**WHAT IS ASKED**
Reproduce each line exactly. Skip none.

:: INFORMATION SHOWN ::

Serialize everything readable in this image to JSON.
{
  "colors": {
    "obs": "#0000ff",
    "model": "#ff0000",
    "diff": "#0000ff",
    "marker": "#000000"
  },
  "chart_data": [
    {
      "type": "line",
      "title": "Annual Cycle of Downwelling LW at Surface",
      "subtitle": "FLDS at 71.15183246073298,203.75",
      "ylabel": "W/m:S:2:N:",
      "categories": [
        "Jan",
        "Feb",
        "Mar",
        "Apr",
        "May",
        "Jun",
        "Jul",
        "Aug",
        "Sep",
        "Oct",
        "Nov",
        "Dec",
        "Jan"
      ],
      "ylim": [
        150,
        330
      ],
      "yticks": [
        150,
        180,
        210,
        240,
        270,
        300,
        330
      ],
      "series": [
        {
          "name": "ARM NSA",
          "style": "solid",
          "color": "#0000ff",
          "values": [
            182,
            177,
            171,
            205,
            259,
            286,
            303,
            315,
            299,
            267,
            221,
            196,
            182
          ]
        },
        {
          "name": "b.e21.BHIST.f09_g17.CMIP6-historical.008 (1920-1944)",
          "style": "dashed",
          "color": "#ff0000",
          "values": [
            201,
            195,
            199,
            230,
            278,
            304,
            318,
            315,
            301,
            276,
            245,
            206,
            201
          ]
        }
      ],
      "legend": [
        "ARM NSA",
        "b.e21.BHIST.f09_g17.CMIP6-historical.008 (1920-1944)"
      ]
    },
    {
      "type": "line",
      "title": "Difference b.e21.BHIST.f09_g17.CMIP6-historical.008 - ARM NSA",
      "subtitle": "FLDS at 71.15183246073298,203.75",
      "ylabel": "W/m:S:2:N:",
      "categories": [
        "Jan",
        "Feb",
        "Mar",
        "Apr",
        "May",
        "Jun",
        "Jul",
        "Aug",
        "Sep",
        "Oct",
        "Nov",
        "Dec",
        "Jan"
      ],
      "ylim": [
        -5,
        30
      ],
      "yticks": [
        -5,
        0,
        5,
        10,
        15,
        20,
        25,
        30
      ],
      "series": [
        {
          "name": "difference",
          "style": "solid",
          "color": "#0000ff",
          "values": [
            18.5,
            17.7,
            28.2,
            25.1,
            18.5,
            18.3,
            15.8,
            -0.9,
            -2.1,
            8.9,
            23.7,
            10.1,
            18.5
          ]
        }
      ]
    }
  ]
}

:::

**RESULT FOR THIS EXERCISE**
Serialize everything readable in this image to JSON.
{
  "colors": {
    "obs": "#0000ff",
    "model": "#ff0000",
    "diff": "#0000ff",
    "marker": "#000000"
  },
  "chart_data": [
    {
      "type": "line",
      "title": "Annual Cycle of Downwelling LW at Surface",
      "subtitle": "FLDS at 71.15183246073298,203.75",
      "ylabel": "W/m:S:2:N:",
      "categories": [
        "Jan",
        "Feb",
        "Mar",
        "Apr",
        "May",
        "Jun",
        "Jul",
        "Aug",
        "Sep",
        "Oct",
        "Nov",
        "Dec",
        "Jan"
      ],
      "ylim": [
        150,
        330
      ],
      "yticks": [
        150,
        180,
        210,
        240,
        270,
        300,
        330
      ],
      "series": [
        {
          "name": "ARM NSA",
          "style": "solid",
          "color": "#0000ff",
          "values": [
            182,
            177,
            171,
            205,
            259,
            286,
            303,
            315,
            299,
            267,
            221,
            196,
            182
          ]
        },
        {
          "name": "b.e21.BHIST.f09_g17.CMIP6-historical.008 (1920-1944)",
          "style": "dashed",
          "color": "#ff0000",
          "values": [
            201,
            195,
            199,
            230,
            278,
            304,
            318,
            315,
            301,
            276,
            245,
            206,
            201
          ]
        }
      ],
      "legend": [
        "ARM NSA",
        "b.e21.BHIST.f09_g17.CMIP6-historical.008 (1920-1944)"
      ]
    },
    {
      "type": "line",
      "title": "Difference b.e21.BHIST.f09_g17.CMIP6-historical.008 - ARM NSA",
      "subtitle": "FLDS at 71.15183246073298,203.75",
      "ylabel": "W/m:S:2:N:",
      "categories": [
        "Jan",
        "Feb",
        "Mar",
        "Apr",
        "May",
        "Jun",
        "Jul",
        "Aug",
        "Sep",
        "Oct",
        "Nov",
        "Dec",
        "Jan"
      ],
      "ylim": [
        -5,
        30
      ],
      "yticks": [
        -5,
        0,
        5,
        10,
        15,
        20,
        25,
        30
      ],
      "series": [
        {
          "name": "difference",
          "style": "solid",
          "color": "#0000ff",
          "values": [
            18.5,
            17.7,
            28.2,
            25.1,
            18.5,
            18.3,
            15.8,
            -0.9,
            -2.1,
            8.9,
            23.7,
            10.1,
            18.5
          ]
        }
      ]
    }
  ]
}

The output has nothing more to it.